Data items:
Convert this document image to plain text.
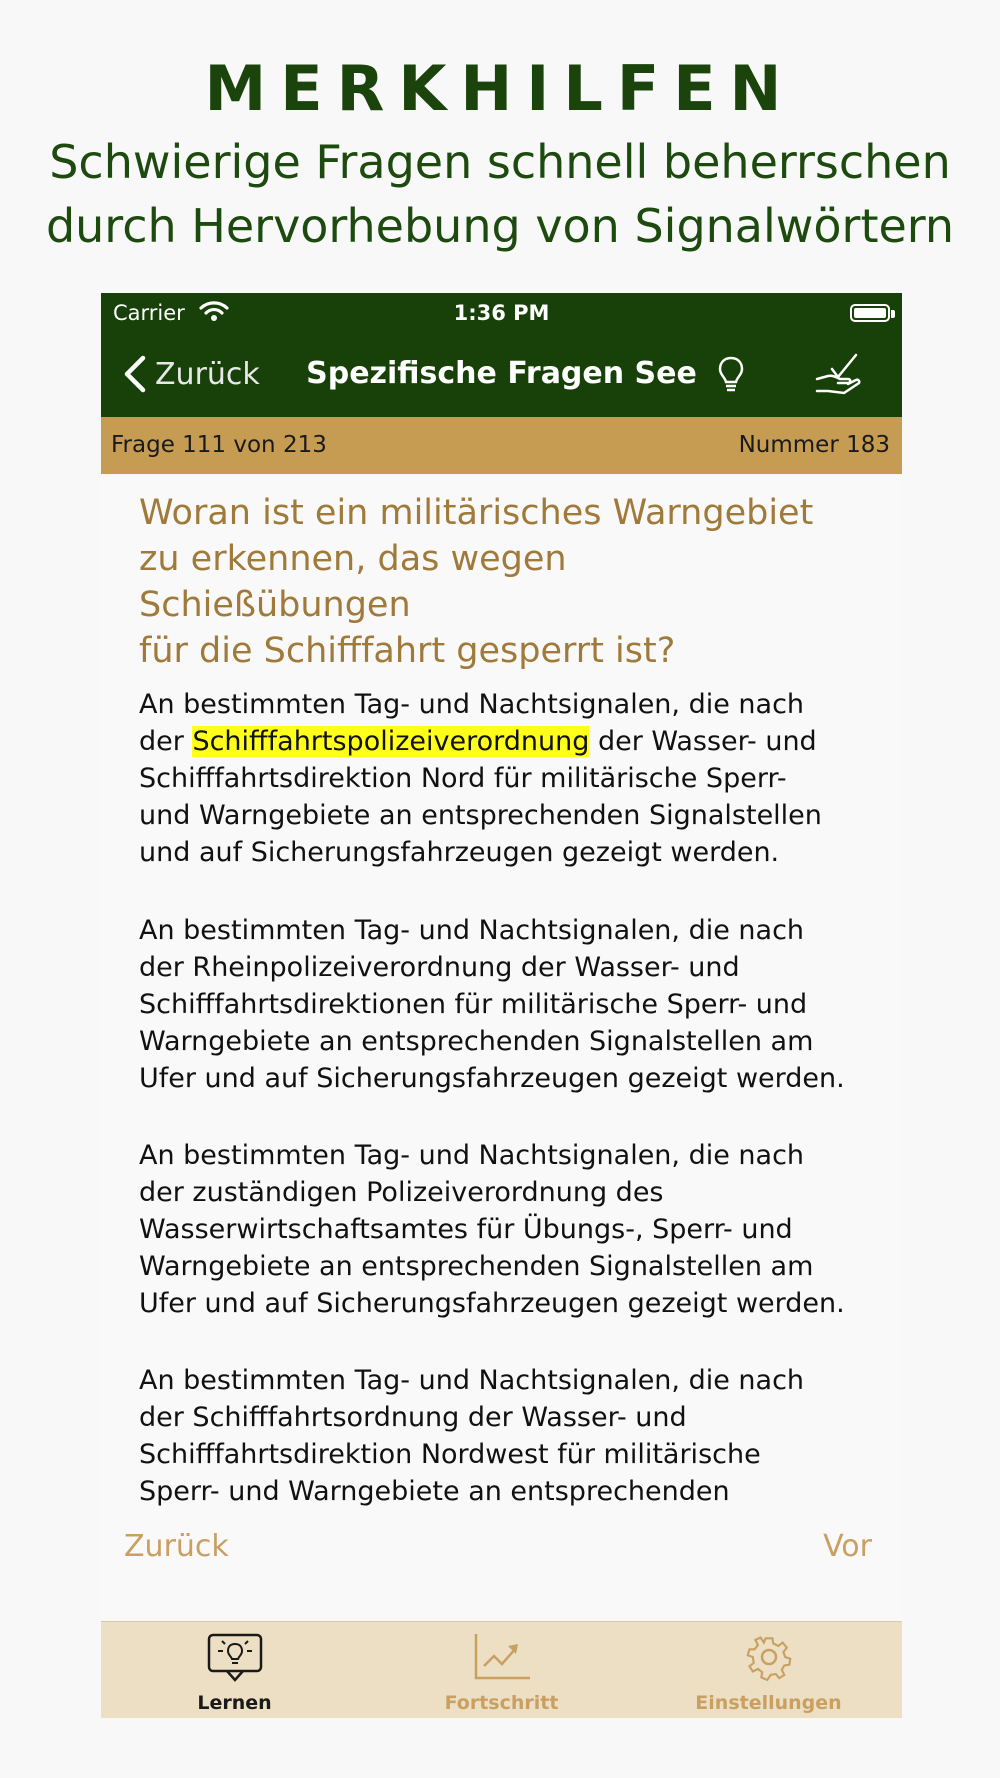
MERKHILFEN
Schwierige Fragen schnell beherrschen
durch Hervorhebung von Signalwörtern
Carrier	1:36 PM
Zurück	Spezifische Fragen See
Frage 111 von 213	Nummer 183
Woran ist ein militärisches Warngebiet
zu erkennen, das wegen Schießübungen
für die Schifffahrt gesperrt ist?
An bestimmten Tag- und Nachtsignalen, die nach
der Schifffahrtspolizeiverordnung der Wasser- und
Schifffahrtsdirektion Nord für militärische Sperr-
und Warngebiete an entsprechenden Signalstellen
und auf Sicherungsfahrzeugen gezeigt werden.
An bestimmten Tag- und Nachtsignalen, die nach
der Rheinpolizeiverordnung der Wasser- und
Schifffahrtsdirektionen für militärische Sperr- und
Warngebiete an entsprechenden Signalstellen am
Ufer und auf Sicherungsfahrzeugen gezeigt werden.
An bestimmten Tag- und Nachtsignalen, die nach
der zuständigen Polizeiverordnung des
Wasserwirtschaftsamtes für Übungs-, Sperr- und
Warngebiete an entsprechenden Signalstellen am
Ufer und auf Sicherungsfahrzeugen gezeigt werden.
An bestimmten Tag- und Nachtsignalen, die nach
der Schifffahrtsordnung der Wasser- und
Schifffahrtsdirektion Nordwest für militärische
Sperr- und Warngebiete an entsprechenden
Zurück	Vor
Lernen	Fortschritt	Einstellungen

[EXERCISE AIM]:
Print every entry exactly as written, without the pictures.

[RESPONSE TO THE EXERCISE]:
Convert this document image to plain text.
MERKHILFEN
Schwierige Fragen schnell beherrschen
durch Hervorhebung von Signalwörtern
Carrier	1:36 PM
Zurück	Spezifische Fragen See
Frage 111 von 213	Nummer 183
Woran ist ein militärisches Warngebiet
zu erkennen, das wegen Schießübungen
für die Schifffahrt gesperrt ist?
An bestimmten Tag- und Nachtsignalen, die nach
der Schifffahrtspolizeiverordnung der Wasser- und
Schifffahrtsdirektion Nord für militärische Sperr-
und Warngebiete an entsprechenden Signalstellen
und auf Sicherungsfahrzeugen gezeigt werden.
An bestimmten Tag- und Nachtsignalen, die nach
der Rheinpolizeiverordnung der Wasser- und
Schifffahrtsdirektionen für militärische Sperr- und
Warngebiete an entsprechenden Signalstellen am
Ufer und auf Sicherungsfahrzeugen gezeigt werden.
An bestimmten Tag- und Nachtsignalen, die nach
der zuständigen Polizeiverordnung des
Wasserwirtschaftsamtes für Übungs-, Sperr- und
Warngebiete an entsprechenden Signalstellen am
Ufer und auf Sicherungsfahrzeugen gezeigt werden.
An bestimmten Tag- und Nachtsignalen, die nach
der Schifffahrtsordnung der Wasser- und
Schifffahrtsdirektion Nordwest für militärische
Sperr- und Warngebiete an entsprechenden
Zurück	Vor
Lernen	Fortschritt	Einstellungen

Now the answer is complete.